• Ejercicio propuesto: Enumera todas las personas mencionadas por su nombre en la reseña de la novela.

• Texto proporcionado:
* * * *

Tapa de la novela y su autora firmando ejemplares de su primer libro editado. Foto Blanco y Negro de Pablo Vascello.
Los jardines dan miedo algunas veces es resultado de una pulsión sin pausa que, macerada entre esperanzas desalentadas, llega a nosotros bajo el sello de Ediciones del Dock (editorial con un catálogo inevitable de la literatura argentina). Adriana Billone retrata una historia que se desarrolla en un ambiente de clase media. La novela anda en puntas de pie en una casa con problemas, pero lo que ocurre importa menos que el modo en que lo cuenta su narradora – protagonista. Los hechos simples guardan en su trama un doble fondo que, se devele o no, en nada modifica el placer que produce el lenguaje fluido y musical. Una música cuya tensión recorre el arco dramático de esta historia de sombras que se devora en dos sentadas. Por Andrés Manrique (ANRed).
“El éxtasis es breve. No se puede esperar una revelación constante.
Lo constante es lo otro. El deseo de repetir el éxtasis.
El dolor de saber que es imposible.”

* * * *

• Extracto de datos:

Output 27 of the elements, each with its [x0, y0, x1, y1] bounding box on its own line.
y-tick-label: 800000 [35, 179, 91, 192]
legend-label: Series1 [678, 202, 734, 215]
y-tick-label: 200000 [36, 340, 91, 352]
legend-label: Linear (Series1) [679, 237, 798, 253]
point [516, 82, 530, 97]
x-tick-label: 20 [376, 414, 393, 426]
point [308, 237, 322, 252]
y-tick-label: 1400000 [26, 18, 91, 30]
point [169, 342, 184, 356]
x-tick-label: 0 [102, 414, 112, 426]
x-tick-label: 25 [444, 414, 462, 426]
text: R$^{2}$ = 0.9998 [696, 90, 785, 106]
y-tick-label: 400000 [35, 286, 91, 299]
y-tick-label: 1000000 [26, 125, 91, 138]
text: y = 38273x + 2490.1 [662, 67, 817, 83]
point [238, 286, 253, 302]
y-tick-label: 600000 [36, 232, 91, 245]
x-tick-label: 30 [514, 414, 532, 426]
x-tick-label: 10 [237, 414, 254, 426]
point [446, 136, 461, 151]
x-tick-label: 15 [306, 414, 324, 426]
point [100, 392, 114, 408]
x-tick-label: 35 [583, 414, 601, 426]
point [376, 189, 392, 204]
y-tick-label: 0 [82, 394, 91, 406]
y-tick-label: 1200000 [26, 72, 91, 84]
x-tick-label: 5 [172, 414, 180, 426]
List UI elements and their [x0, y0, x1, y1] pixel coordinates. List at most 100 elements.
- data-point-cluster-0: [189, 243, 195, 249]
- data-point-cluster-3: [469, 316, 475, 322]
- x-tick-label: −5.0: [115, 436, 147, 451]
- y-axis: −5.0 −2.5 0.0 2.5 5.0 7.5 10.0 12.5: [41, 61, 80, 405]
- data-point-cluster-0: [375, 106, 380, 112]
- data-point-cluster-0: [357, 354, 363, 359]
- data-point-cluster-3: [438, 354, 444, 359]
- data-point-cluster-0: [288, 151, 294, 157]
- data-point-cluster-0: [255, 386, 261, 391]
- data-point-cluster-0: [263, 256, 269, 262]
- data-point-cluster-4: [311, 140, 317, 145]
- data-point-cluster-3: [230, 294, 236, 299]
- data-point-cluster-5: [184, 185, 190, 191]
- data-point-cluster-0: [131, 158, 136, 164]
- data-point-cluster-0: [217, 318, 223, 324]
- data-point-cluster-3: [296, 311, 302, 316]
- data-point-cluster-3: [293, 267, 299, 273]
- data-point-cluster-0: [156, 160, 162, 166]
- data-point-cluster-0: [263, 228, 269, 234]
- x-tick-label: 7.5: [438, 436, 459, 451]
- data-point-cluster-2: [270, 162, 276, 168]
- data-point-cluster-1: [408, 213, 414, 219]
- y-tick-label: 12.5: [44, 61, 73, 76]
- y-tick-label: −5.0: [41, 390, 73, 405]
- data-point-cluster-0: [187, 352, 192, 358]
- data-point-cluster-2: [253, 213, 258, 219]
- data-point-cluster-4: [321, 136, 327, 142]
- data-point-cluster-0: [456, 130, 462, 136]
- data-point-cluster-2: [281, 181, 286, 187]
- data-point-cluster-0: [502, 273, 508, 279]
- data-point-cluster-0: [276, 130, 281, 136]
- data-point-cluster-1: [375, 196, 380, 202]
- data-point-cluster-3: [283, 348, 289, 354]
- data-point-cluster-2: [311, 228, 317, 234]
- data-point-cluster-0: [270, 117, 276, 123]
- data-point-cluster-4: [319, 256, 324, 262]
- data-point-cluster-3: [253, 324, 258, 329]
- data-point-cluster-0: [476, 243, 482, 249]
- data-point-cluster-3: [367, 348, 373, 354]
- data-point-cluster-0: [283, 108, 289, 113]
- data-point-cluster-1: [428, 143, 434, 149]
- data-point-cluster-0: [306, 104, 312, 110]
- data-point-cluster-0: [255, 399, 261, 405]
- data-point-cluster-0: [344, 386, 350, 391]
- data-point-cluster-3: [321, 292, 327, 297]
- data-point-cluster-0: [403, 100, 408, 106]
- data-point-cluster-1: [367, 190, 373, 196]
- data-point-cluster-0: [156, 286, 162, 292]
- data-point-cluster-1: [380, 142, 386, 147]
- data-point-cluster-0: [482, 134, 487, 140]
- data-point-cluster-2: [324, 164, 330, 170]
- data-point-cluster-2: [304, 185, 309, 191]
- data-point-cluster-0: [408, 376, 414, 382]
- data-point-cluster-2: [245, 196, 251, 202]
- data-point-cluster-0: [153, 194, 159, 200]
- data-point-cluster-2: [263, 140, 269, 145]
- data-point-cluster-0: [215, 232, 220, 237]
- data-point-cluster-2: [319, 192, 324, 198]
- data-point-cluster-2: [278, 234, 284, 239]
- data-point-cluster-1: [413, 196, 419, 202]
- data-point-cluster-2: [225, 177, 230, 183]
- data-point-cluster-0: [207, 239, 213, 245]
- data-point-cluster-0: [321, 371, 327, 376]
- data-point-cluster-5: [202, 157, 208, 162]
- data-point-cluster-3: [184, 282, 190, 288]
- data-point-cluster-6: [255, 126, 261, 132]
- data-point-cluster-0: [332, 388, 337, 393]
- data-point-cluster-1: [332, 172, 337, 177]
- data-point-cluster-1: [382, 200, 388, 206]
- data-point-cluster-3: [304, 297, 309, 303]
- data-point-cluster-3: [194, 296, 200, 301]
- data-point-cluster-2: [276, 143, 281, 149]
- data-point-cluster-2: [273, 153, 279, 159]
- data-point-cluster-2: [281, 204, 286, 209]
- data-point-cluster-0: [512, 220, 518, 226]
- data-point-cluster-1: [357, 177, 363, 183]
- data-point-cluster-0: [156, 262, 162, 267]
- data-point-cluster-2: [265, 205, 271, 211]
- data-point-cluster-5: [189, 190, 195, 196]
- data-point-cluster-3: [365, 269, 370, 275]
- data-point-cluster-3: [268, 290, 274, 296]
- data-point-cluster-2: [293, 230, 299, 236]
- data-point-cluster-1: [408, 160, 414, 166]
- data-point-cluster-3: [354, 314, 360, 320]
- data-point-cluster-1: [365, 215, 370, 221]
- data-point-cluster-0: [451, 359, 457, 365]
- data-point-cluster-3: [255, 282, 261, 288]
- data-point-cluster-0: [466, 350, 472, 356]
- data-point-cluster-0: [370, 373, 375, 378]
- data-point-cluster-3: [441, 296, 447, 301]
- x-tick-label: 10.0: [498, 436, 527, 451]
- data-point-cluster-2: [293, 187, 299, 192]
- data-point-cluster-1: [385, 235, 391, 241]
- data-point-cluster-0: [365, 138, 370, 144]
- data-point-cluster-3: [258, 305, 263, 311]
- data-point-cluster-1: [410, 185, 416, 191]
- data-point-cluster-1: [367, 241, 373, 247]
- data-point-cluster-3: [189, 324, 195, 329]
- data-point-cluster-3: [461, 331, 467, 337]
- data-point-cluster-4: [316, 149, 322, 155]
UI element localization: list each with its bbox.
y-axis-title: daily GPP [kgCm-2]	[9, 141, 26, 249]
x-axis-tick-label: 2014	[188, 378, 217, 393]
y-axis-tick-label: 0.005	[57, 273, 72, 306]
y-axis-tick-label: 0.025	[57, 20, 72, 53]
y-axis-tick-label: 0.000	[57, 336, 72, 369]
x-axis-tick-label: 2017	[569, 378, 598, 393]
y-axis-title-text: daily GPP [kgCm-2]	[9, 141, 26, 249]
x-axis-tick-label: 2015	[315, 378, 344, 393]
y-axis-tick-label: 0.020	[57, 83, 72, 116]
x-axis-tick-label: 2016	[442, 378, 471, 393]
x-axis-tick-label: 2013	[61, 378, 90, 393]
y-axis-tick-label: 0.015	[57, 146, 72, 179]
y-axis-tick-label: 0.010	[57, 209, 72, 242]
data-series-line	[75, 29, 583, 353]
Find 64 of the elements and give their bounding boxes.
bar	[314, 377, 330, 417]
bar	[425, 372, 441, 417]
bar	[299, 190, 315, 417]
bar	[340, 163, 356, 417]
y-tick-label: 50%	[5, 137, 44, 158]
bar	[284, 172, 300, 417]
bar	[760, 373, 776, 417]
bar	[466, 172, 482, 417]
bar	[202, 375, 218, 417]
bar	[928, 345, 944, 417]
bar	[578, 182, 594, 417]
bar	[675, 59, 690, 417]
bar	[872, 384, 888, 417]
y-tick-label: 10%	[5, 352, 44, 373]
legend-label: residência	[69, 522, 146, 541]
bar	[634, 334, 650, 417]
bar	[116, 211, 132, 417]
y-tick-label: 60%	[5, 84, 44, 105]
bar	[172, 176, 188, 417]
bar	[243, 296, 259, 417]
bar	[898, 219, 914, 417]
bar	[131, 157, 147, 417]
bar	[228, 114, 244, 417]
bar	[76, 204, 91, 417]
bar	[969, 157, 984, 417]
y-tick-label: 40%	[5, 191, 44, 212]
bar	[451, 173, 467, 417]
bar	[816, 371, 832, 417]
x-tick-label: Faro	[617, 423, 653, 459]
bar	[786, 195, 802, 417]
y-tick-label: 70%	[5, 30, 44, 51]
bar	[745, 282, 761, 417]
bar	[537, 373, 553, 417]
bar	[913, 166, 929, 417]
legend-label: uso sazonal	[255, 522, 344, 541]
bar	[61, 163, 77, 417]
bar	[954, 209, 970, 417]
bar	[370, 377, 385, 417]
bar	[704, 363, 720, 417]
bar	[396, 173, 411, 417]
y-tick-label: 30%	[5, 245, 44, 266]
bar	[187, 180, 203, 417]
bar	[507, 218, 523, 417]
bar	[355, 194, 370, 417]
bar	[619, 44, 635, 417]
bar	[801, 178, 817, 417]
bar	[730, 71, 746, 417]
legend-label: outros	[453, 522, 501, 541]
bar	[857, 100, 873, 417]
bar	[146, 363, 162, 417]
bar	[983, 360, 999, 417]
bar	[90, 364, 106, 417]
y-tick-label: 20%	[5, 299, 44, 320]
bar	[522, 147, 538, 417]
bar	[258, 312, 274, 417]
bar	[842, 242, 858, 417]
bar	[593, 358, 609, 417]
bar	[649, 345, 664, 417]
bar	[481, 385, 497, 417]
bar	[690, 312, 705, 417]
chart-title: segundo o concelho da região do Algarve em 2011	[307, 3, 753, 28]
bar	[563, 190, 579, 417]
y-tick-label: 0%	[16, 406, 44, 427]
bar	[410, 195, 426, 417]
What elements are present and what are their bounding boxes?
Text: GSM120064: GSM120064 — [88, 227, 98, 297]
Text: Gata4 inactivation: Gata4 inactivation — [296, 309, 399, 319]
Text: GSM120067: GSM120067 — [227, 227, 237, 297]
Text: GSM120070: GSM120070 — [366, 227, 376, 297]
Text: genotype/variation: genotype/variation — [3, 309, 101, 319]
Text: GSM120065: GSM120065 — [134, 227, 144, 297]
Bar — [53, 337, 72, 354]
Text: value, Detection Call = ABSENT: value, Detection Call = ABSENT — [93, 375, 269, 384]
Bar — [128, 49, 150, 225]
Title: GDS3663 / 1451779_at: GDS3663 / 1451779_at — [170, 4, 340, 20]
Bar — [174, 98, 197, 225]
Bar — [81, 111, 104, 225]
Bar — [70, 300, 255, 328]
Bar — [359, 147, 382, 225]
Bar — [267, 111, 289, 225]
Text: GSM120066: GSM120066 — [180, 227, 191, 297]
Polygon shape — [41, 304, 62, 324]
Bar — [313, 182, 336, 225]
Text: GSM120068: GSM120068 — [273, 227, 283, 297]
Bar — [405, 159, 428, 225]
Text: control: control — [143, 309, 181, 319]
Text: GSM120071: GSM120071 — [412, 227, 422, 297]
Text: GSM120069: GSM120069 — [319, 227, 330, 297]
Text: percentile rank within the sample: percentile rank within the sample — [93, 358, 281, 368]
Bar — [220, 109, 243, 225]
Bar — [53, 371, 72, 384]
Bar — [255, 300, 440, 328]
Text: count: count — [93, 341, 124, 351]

* * * *

• Resultado final: Pablo Vascello, Adriana Billone, Andrés Manrique